§ What needs to be done:
Make an exact copy of the lines below.

Data listing
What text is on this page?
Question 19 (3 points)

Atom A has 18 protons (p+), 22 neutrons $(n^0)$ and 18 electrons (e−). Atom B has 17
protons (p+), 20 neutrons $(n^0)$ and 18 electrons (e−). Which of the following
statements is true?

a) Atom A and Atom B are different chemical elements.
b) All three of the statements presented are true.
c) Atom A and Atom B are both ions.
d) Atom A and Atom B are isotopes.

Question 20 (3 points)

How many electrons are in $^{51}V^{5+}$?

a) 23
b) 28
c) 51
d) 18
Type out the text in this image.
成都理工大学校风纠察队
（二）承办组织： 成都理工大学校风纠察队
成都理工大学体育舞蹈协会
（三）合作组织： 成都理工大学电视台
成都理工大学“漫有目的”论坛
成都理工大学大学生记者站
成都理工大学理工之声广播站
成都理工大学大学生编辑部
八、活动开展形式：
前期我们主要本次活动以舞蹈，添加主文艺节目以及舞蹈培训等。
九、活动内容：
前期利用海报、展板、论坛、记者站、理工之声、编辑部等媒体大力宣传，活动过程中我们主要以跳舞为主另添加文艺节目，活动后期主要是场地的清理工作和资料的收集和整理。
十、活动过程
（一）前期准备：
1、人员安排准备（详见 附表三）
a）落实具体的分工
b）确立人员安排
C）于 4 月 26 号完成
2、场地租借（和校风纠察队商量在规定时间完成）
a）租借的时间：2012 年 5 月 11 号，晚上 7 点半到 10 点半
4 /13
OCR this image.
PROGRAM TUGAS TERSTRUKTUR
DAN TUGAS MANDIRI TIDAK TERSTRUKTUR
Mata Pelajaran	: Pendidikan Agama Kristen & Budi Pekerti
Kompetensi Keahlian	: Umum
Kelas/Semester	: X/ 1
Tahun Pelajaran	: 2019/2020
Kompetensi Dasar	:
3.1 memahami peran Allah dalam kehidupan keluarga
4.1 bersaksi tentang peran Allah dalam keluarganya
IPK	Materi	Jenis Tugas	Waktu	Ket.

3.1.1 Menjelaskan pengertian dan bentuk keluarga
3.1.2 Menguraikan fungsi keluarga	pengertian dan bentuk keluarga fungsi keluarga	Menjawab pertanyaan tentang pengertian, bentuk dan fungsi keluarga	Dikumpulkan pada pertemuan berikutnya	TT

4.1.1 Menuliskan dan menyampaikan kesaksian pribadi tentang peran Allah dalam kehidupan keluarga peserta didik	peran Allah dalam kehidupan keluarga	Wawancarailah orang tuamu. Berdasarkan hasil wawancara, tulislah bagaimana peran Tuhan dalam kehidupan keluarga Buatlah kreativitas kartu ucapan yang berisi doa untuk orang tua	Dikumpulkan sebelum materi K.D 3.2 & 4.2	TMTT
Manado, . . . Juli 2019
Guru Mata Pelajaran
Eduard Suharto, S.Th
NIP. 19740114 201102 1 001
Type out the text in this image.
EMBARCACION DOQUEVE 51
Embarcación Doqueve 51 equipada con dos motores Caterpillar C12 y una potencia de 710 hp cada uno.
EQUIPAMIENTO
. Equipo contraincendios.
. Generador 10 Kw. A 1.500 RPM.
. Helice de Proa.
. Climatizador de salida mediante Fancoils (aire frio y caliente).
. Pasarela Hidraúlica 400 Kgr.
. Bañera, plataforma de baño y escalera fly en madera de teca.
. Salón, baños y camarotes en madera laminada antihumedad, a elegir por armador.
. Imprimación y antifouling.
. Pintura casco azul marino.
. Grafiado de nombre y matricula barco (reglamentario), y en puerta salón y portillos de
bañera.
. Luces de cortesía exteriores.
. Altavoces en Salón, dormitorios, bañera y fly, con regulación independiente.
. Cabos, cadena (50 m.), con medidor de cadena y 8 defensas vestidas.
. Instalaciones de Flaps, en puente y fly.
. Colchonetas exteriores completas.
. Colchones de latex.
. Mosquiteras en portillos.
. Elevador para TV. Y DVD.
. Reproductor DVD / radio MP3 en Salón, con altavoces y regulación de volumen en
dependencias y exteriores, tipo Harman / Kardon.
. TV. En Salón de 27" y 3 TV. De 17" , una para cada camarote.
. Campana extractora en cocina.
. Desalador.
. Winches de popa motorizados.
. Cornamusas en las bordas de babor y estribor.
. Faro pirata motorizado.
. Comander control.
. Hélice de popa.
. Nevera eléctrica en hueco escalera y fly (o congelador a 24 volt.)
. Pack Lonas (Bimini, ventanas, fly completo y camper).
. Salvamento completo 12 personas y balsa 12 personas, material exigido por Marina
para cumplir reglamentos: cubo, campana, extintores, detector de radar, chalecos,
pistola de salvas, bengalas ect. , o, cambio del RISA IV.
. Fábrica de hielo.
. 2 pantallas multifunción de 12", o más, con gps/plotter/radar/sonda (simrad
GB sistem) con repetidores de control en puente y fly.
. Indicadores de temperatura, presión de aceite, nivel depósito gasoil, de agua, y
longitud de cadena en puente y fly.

§ Response to this task:
What text is on this page?
Question 19 (3 points)

Atom A has 18 protons (p+), 22 neutrons $(n^0)$ and 18 electrons (e−). Atom B has 17
protons (p+), 20 neutrons $(n^0)$ and 18 electrons (e−). Which of the following
statements is true?

a) Atom A and Atom B are different chemical elements.
b) All three of the statements presented are true.
c) Atom A and Atom B are both ions.
d) Atom A and Atom B are isotopes.

Question 20 (3 points)

How many electrons are in $^{51}V^{5+}$?

a) 23
b) 28
c) 51
d) 18
Type out the text in this image.
成都理工大学校风纠察队
（二）承办组织： 成都理工大学校风纠察队
成都理工大学体育舞蹈协会
（三）合作组织： 成都理工大学电视台
成都理工大学“漫有目的”论坛
成都理工大学大学生记者站
成都理工大学理工之声广播站
成都理工大学大学生编辑部
八、活动开展形式：
前期我们主要本次活动以舞蹈，添加主文艺节目以及舞蹈培训等。
九、活动内容：
前期利用海报、展板、论坛、记者站、理工之声、编辑部等媒体大力宣传，活动过程中我们主要以跳舞为主另添加文艺节目，活动后期主要是场地的清理工作和资料的收集和整理。
十、活动过程
（一）前期准备：
1、人员安排准备（详见 附表三）
a）落实具体的分工
b）确立人员安排
C）于 4 月 26 号完成
2、场地租借（和校风纠察队商量在规定时间完成）
a）租借的时间：2012 年 5 月 11 号，晚上 7 点半到 10 点半
4 /13
OCR this image.
PROGRAM TUGAS TERSTRUKTUR
DAN TUGAS MANDIRI TIDAK TERSTRUKTUR
Mata Pelajaran	: Pendidikan Agama Kristen & Budi Pekerti
Kompetensi Keahlian	: Umum
Kelas/Semester	: X/ 1
Tahun Pelajaran	: 2019/2020
Kompetensi Dasar	:
3.1 memahami peran Allah dalam kehidupan keluarga
4.1 bersaksi tentang peran Allah dalam keluarganya
IPK	Materi	Jenis Tugas	Waktu	Ket.

3.1.1 Menjelaskan pengertian dan bentuk keluarga
3.1.2 Menguraikan fungsi keluarga	pengertian dan bentuk keluarga fungsi keluarga	Menjawab pertanyaan tentang pengertian, bentuk dan fungsi keluarga	Dikumpulkan pada pertemuan berikutnya	TT

4.1.1 Menuliskan dan menyampaikan kesaksian pribadi tentang peran Allah dalam kehidupan keluarga peserta didik	peran Allah dalam kehidupan keluarga	Wawancarailah orang tuamu. Berdasarkan hasil wawancara, tulislah bagaimana peran Tuhan dalam kehidupan keluarga Buatlah kreativitas kartu ucapan yang berisi doa untuk orang tua	Dikumpulkan sebelum materi K.D 3.2 & 4.2	TMTT
Manado, . . . Juli 2019
Guru Mata Pelajaran
Eduard Suharto, S.Th
NIP. 19740114 201102 1 001
Type out the text in this image.
EMBARCACION DOQUEVE 51
Embarcación Doqueve 51 equipada con dos motores Caterpillar C12 y una potencia de 710 hp cada uno.
EQUIPAMIENTO
. Equipo contraincendios.
. Generador 10 Kw. A 1.500 RPM.
. Helice de Proa.
. Climatizador de salida mediante Fancoils (aire frio y caliente).
. Pasarela Hidraúlica 400 Kgr.
. Bañera, plataforma de baño y escalera fly en madera de teca.
. Salón, baños y camarotes en madera laminada antihumedad, a elegir por armador.
. Imprimación y antifouling.
. Pintura casco azul marino.
. Grafiado de nombre y matricula barco (reglamentario), y en puerta salón y portillos de
bañera.
. Luces de cortesía exteriores.
. Altavoces en Salón, dormitorios, bañera y fly, con regulación independiente.
. Cabos, cadena (50 m.), con medidor de cadena y 8 defensas vestidas.
. Instalaciones de Flaps, en puente y fly.
. Colchonetas exteriores completas.
. Colchones de latex.
. Mosquiteras en portillos.
. Elevador para TV. Y DVD.
. Reproductor DVD / radio MP3 en Salón, con altavoces y regulación de volumen en
dependencias y exteriores, tipo Harman / Kardon.
. TV. En Salón de 27" y 3 TV. De 17" , una para cada camarote.
. Campana extractora en cocina.
. Desalador.
. Winches de popa motorizados.
. Cornamusas en las bordas de babor y estribor.
. Faro pirata motorizado.
. Comander control.
. Hélice de popa.
. Nevera eléctrica en hueco escalera y fly (o congelador a 24 volt.)
. Pack Lonas (Bimini, ventanas, fly completo y camper).
. Salvamento completo 12 personas y balsa 12 personas, material exigido por Marina
para cumplir reglamentos: cubo, campana, extintores, detector de radar, chalecos,
pistola de salvas, bengalas ect. , o, cambio del RISA IV.
. Fábrica de hielo.
. 2 pantallas multifunción de 12", o más, con gps/plotter/radar/sonda (simrad
GB sistem) con repetidores de control en puente y fly.
. Indicadores de temperatura, presión de aceite, nivel depósito gasoil, de agua, y
longitud de cadena en puente y fly.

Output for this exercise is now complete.